Look through the listing and locate every line containing the word "source"; copy those lines.

________________

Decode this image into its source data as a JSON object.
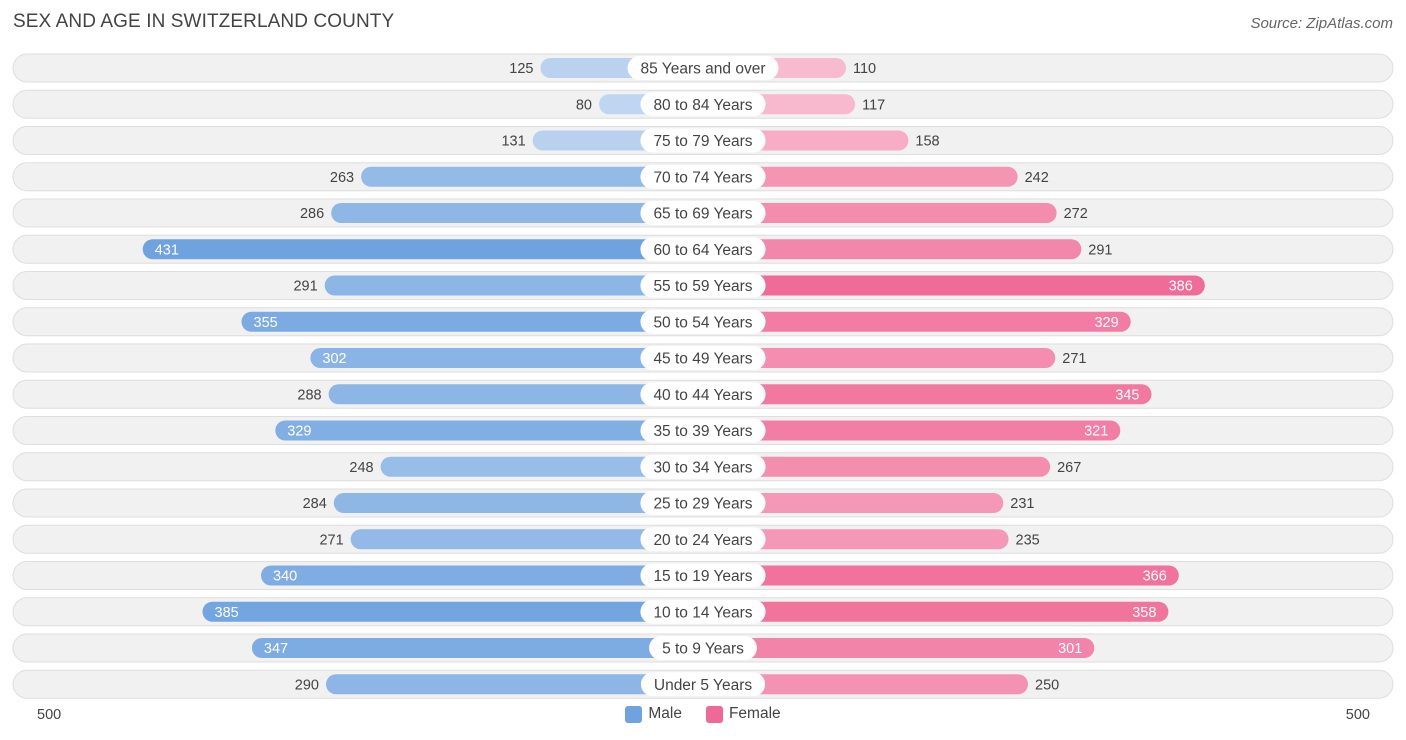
{
  "chart_data": {
    "type": "bar",
    "orientation": "horizontal-diverging",
    "title": "SEX AND AGE IN SWITZERLAND COUNTY",
    "source": "Source: ZipAtlas.com",
    "categories": [
      "85 Years and over",
      "80 to 84 Years",
      "75 to 79 Years",
      "70 to 74 Years",
      "65 to 69 Years",
      "60 to 64 Years",
      "55 to 59 Years",
      "50 to 54 Years",
      "45 to 49 Years",
      "40 to 44 Years",
      "35 to 39 Years",
      "30 to 34 Years",
      "25 to 29 Years",
      "20 to 24 Years",
      "15 to 19 Years",
      "10 to 14 Years",
      "5 to 9 Years",
      "Under 5 Years"
    ],
    "series": [
      {
        "name": "Male",
        "color": "#6fa3df",
        "values": [
          125,
          80,
          131,
          263,
          286,
          431,
          291,
          355,
          302,
          288,
          329,
          248,
          284,
          271,
          340,
          385,
          347,
          290
        ]
      },
      {
        "name": "Female",
        "color": "#f06895",
        "values": [
          110,
          117,
          158,
          242,
          272,
          291,
          386,
          329,
          271,
          345,
          321,
          267,
          231,
          235,
          366,
          358,
          301,
          250
        ]
      }
    ],
    "axis": {
      "left_label": "500",
      "right_label": "500",
      "max": 500
    },
    "legend": [
      {
        "name": "Male",
        "color": "#6fa3df"
      },
      {
        "name": "Female",
        "color": "#f06895"
      }
    ]
  }
}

________________

The completed task:
Decode this image into its source data as a JSON object.
    "source": "Source: ZipAtlas.com",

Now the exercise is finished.